(Source data)

BEGIN

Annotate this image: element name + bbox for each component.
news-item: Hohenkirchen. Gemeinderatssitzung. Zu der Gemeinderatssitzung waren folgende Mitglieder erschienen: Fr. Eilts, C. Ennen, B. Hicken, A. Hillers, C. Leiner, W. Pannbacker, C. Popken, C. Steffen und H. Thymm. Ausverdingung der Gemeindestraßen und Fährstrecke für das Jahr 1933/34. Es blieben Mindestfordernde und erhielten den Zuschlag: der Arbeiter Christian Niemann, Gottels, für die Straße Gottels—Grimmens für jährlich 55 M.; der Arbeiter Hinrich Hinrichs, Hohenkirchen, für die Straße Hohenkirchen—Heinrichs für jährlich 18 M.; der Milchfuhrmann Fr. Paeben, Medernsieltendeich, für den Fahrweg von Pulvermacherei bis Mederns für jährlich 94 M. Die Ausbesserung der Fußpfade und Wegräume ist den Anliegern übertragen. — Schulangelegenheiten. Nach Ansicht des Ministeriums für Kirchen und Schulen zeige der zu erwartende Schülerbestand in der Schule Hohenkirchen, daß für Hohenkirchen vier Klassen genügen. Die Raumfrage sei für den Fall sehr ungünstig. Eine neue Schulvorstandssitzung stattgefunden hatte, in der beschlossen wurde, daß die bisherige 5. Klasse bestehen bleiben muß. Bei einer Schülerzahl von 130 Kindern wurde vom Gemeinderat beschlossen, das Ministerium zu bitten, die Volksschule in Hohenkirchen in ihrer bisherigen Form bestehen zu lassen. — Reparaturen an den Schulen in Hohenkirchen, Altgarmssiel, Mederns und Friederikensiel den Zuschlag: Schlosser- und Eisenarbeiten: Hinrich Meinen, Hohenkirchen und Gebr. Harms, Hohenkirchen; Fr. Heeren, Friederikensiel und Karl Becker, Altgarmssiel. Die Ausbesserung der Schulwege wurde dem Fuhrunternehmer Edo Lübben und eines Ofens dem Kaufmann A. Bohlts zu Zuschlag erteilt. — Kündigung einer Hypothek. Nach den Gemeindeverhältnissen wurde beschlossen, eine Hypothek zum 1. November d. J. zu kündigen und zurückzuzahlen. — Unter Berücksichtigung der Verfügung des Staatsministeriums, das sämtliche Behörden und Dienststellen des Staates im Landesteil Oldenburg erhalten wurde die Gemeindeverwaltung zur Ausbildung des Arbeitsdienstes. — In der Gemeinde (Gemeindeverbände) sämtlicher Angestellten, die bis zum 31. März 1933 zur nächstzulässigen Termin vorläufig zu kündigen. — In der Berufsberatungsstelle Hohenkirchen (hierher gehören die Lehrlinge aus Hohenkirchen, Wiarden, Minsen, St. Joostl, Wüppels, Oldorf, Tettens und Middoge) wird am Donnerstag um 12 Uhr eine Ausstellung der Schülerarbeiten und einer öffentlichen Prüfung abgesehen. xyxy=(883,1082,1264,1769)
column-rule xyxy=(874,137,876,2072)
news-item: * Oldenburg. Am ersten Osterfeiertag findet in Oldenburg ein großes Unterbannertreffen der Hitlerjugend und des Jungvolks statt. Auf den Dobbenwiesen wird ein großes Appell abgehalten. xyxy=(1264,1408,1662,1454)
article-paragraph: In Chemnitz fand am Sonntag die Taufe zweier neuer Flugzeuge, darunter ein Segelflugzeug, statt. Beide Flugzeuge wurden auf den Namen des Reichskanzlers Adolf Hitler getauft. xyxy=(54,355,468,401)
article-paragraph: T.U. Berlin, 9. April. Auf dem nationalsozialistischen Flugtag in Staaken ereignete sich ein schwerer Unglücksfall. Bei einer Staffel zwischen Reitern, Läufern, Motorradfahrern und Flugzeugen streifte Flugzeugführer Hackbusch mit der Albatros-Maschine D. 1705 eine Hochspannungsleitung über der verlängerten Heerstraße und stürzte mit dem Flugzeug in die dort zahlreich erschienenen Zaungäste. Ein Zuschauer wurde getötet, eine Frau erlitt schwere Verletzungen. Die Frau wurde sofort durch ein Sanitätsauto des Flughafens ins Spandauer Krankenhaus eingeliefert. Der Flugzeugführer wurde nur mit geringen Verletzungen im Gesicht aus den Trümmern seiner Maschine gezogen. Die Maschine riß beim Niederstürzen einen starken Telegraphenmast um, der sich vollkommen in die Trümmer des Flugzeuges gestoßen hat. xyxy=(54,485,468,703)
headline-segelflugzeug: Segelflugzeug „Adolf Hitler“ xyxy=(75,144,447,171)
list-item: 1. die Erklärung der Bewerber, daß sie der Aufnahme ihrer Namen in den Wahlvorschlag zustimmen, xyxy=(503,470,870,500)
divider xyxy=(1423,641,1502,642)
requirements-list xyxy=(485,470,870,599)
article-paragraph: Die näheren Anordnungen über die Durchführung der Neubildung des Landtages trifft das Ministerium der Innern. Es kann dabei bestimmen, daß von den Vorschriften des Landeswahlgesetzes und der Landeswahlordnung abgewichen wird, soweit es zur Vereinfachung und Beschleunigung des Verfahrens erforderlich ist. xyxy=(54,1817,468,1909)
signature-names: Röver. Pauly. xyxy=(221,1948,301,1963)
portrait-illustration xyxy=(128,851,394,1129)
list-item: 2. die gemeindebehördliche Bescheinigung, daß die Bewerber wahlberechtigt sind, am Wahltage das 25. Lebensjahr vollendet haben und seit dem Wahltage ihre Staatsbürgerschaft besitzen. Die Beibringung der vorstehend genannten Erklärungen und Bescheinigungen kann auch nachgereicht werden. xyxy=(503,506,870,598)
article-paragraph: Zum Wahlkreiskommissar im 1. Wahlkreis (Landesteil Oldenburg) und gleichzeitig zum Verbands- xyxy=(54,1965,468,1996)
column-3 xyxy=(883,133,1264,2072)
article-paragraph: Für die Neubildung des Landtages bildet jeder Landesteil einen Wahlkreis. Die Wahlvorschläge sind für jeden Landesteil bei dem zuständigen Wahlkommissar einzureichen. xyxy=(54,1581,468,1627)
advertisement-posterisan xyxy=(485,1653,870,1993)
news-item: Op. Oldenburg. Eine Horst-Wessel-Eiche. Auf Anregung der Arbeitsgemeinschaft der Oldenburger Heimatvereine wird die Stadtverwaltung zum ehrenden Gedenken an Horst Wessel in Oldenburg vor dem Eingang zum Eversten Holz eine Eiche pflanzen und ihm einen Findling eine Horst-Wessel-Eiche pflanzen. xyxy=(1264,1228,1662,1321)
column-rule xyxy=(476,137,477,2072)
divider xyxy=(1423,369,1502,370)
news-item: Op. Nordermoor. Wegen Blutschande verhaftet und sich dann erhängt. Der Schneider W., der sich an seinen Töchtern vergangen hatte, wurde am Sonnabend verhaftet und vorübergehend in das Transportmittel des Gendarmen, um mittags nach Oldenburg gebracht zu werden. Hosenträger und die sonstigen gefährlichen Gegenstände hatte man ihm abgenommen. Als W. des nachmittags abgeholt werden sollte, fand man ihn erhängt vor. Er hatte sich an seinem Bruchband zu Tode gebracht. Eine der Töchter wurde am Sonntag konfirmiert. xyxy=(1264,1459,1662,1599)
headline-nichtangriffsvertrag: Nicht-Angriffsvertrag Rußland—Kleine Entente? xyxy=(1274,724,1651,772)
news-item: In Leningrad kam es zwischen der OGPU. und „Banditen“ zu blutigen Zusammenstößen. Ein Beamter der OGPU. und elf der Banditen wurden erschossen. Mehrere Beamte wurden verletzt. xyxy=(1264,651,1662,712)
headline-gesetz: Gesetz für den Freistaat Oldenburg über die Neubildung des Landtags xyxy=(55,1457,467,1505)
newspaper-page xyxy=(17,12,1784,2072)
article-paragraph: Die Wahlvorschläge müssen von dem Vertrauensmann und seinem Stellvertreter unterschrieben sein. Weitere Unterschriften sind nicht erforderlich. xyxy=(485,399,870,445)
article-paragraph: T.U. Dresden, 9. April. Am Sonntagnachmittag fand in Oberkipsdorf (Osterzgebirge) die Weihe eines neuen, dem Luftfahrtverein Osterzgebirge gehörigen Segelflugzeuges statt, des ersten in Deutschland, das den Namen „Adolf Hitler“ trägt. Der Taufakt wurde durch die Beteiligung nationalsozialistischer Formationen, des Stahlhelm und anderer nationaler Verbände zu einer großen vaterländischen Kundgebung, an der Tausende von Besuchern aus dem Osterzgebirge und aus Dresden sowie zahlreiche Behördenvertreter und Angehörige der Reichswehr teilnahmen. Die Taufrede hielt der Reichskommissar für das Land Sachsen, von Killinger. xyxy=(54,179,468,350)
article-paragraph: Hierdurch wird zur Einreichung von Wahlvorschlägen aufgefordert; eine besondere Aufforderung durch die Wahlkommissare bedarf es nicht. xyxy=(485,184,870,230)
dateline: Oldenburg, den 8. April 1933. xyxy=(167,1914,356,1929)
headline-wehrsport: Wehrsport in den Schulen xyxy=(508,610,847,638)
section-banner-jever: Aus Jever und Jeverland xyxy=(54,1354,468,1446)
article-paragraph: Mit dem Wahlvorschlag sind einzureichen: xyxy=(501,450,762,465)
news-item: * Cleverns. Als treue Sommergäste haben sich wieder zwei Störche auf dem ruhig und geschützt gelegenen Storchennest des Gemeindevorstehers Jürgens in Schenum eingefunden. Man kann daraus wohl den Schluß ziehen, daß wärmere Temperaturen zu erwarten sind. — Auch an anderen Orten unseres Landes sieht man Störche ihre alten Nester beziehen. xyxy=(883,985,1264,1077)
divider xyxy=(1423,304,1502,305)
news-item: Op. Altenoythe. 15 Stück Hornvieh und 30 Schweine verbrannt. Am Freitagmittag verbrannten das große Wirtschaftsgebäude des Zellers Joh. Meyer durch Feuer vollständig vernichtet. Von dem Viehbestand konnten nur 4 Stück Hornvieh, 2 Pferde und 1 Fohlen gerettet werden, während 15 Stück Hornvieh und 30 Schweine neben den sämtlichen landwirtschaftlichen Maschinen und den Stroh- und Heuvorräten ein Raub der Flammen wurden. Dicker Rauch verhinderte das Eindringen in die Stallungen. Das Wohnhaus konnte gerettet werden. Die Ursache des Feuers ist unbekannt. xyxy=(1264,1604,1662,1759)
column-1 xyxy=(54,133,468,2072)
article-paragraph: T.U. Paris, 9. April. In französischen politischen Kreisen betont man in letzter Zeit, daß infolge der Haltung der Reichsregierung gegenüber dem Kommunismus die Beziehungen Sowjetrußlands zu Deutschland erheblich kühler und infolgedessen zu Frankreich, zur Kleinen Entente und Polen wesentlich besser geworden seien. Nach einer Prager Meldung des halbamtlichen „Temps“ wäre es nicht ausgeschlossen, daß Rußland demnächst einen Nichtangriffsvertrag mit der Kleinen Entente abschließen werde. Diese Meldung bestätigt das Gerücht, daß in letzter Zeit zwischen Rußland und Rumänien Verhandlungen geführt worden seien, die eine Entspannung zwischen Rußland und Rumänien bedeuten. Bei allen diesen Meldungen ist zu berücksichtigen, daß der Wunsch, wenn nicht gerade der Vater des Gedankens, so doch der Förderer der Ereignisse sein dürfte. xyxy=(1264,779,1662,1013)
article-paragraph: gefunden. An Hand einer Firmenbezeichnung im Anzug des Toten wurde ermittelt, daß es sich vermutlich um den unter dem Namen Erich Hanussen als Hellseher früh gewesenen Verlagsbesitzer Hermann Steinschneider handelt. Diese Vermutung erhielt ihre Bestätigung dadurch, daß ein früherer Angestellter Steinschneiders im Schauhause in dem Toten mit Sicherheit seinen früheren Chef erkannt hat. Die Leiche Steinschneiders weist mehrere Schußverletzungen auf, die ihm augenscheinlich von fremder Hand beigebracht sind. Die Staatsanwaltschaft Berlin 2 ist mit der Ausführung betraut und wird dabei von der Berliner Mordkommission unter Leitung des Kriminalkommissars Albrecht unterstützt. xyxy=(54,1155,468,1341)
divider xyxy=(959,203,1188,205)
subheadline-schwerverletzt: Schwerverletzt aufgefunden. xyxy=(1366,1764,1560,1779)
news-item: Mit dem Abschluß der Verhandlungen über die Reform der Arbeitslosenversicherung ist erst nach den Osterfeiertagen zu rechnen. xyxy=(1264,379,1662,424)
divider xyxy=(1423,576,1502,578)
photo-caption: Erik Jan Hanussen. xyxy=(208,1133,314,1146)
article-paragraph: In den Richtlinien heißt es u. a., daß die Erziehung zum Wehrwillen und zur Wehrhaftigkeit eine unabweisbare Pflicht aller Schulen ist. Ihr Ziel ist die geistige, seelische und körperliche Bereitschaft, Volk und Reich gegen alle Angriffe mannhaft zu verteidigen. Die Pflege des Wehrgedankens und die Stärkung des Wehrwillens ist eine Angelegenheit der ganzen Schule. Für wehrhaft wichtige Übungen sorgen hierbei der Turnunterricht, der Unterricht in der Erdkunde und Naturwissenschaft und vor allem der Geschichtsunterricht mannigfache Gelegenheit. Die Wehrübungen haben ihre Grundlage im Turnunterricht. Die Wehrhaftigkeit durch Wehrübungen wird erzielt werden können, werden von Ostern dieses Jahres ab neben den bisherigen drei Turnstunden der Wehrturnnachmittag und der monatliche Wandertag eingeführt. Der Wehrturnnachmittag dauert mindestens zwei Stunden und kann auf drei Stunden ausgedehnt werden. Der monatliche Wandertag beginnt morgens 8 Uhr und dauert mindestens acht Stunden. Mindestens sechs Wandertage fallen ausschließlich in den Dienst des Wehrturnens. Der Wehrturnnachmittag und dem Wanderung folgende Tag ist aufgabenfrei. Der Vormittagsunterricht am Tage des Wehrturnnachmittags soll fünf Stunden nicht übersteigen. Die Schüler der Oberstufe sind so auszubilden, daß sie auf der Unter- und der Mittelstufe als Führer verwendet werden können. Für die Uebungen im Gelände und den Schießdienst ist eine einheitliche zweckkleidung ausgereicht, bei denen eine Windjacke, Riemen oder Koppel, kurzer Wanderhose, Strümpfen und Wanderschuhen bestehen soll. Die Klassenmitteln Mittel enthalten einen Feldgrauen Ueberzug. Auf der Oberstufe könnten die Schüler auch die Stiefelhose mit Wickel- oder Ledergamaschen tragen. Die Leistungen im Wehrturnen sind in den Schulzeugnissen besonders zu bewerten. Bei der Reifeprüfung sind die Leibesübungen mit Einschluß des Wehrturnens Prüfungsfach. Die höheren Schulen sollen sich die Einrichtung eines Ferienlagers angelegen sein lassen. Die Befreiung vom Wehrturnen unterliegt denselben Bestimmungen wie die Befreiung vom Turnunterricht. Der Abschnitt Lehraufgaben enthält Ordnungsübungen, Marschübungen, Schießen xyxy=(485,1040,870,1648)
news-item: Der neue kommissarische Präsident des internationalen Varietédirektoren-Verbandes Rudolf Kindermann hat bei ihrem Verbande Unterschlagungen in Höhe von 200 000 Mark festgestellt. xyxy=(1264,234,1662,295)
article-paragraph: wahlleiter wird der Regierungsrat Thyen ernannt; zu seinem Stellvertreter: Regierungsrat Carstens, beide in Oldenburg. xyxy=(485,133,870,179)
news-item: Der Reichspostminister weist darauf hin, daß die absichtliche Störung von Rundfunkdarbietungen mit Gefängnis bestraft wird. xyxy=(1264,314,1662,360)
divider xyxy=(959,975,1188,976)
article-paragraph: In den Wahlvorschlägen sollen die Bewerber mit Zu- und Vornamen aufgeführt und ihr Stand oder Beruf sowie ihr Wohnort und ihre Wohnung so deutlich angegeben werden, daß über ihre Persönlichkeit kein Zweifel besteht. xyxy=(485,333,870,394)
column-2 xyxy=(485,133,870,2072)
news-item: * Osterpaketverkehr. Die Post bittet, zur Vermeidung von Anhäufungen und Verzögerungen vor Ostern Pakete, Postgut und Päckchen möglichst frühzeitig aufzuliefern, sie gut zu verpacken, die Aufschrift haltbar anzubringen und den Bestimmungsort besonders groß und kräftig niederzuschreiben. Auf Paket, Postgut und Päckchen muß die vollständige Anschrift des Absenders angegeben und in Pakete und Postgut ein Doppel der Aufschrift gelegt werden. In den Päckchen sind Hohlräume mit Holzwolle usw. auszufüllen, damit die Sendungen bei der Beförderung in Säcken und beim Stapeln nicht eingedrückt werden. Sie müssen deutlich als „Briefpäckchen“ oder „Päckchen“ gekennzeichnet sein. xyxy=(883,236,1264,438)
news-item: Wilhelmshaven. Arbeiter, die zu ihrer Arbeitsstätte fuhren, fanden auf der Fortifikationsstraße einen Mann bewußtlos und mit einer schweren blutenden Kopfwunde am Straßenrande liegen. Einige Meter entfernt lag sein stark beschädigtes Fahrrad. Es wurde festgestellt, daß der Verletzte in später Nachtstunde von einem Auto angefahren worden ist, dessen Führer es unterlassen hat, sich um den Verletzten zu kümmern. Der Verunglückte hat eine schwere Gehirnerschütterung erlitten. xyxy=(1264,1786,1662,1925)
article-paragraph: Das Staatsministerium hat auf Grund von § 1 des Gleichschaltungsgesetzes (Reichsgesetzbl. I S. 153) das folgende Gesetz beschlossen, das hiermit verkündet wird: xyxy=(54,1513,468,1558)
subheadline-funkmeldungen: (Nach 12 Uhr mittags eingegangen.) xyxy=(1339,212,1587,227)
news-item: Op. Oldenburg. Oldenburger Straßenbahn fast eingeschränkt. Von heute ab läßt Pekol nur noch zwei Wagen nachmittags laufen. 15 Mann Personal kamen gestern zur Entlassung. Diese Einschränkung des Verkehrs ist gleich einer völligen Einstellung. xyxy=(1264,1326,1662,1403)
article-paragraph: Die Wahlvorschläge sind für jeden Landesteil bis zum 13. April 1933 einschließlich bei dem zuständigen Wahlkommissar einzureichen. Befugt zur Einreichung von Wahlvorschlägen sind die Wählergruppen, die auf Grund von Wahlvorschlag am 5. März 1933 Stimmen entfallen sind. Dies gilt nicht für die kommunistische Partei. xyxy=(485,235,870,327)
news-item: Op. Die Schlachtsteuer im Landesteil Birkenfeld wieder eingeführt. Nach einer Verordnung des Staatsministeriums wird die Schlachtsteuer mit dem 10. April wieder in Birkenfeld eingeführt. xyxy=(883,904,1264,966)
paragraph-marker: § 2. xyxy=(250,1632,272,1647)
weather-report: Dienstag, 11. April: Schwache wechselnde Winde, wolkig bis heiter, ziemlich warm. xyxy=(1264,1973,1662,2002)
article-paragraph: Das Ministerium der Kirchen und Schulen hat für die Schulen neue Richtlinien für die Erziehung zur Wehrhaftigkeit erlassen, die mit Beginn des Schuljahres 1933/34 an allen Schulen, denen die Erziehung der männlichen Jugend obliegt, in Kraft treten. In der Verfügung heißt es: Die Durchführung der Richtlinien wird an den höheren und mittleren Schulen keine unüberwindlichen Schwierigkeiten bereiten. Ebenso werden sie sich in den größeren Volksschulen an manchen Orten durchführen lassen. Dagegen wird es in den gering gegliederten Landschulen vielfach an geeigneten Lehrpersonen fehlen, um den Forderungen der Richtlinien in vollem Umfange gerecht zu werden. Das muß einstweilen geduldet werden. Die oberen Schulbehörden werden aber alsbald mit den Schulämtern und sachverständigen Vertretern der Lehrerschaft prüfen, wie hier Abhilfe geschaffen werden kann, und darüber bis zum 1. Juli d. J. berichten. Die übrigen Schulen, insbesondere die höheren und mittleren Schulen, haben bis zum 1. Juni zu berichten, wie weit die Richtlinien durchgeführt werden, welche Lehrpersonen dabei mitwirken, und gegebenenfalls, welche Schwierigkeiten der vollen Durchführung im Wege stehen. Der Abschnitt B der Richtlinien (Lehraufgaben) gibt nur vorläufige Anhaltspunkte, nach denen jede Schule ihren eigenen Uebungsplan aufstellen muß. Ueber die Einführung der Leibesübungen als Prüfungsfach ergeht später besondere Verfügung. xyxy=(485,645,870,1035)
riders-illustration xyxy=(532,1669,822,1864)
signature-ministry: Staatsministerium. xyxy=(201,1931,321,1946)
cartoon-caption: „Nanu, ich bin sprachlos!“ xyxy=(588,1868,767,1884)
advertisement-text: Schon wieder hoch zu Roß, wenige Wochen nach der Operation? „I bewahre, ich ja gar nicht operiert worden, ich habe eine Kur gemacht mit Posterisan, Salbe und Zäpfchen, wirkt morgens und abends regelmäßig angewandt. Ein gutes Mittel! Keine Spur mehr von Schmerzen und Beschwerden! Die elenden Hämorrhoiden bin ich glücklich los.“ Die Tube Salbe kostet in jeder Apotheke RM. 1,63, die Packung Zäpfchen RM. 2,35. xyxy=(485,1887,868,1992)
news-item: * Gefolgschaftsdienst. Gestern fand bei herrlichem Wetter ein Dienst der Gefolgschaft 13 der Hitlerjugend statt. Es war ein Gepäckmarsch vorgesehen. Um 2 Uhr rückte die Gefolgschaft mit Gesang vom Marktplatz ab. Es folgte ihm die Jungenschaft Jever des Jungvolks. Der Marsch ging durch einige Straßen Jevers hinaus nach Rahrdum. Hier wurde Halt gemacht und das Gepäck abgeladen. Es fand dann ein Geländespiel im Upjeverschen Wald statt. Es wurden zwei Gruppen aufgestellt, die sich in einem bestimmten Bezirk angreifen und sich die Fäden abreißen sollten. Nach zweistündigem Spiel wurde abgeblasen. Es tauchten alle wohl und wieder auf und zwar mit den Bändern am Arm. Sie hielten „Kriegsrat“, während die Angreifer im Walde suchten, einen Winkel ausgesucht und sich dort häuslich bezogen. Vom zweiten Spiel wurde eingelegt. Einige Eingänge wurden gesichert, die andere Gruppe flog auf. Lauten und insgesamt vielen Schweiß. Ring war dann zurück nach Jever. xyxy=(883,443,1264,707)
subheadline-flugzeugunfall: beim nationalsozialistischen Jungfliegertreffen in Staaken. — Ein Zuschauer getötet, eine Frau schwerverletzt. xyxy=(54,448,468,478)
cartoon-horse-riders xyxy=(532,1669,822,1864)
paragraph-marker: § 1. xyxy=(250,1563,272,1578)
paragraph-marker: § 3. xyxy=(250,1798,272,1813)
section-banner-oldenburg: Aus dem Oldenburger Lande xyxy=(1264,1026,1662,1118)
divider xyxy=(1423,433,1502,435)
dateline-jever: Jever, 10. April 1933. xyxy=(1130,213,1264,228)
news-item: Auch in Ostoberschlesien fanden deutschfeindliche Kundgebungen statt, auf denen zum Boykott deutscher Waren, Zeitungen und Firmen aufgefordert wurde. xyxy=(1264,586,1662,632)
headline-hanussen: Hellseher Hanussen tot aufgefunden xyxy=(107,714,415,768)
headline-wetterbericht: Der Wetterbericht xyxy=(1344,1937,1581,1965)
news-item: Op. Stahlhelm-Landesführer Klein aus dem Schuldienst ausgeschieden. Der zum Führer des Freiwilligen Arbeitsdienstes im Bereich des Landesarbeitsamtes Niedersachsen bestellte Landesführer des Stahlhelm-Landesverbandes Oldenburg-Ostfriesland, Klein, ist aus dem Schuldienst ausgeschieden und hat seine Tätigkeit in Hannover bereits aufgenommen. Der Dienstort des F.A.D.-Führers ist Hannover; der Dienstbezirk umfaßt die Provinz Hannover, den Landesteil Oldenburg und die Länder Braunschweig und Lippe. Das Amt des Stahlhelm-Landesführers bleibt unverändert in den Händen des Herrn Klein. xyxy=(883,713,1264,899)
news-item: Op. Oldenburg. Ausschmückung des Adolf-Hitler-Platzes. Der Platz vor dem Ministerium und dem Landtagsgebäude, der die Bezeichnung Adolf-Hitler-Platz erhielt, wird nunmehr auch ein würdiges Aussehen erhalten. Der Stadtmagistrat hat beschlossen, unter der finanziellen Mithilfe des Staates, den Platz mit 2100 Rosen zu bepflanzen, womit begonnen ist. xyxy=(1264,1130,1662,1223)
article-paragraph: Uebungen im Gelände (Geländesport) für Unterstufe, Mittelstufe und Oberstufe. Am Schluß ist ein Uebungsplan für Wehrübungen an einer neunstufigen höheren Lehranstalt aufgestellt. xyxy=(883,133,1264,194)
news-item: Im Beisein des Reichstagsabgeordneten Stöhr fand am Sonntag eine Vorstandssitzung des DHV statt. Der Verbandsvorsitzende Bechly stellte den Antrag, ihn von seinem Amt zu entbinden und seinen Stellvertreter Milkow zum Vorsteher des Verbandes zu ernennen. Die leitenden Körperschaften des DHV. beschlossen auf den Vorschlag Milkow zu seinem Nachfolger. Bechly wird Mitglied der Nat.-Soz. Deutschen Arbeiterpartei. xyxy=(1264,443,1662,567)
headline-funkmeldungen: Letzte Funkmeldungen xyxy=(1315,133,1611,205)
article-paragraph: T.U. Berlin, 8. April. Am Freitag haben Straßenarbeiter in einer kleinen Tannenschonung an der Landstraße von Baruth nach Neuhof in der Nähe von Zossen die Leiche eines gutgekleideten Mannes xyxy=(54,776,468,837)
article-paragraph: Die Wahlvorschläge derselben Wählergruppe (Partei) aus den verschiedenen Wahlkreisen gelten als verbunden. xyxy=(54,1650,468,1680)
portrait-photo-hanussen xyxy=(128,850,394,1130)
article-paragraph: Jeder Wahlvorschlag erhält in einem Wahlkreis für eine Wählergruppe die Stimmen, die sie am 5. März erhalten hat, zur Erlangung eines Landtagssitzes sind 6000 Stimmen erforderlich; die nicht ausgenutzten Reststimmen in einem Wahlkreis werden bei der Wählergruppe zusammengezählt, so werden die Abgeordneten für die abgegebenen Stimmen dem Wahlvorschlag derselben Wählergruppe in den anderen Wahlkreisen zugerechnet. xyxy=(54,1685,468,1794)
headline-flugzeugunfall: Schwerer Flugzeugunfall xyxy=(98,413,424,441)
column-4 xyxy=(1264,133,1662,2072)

END

◆ **DIRECTIONS**
Where a line of the records has the string "Staaken", return that line.

◆ **RESULT OF THE TASK**
article-paragraph: T.U. Berlin, 9. April. Auf dem nationalsozialistischen Flugtag in Staaken ereignete sich ein schwerer Unglücksfall. Bei einer Staffel zwischen Reitern, Läufern, Motorradfahrern und Flugzeugen streifte Flugzeugführer Hackbusch mit der Albatros-Maschine D. 1705 eine Hochspannungsleitung über der verlängerten Heerstraße und stürzte mit dem Flugzeug in die dort zahlreich erschienenen Zaungäste. Ein Zuschauer wurde getötet, eine Frau erlitt schwere Verletzungen. Die Frau wurde sofort durch ein Sanitätsauto des Flughafens ins Spandauer Krankenhaus eingeliefert. Der Flugzeugführer wurde nur mit geringen Verletzungen im Gesicht aus den Trümmern seiner Maschine gezogen. Die Maschine riß beim Niederstürzen einen starken Telegraphenmast um, der sich vollkommen in die Trümmer des Flugzeuges gestoßen hat. xyxy=(54,485,468,703)
subheadline-flugzeugunfall: beim nationalsozialistischen Jungfliegertreffen in Staaken. — Ein Zuschauer getötet, eine Frau schwerverletzt. xyxy=(54,448,468,478)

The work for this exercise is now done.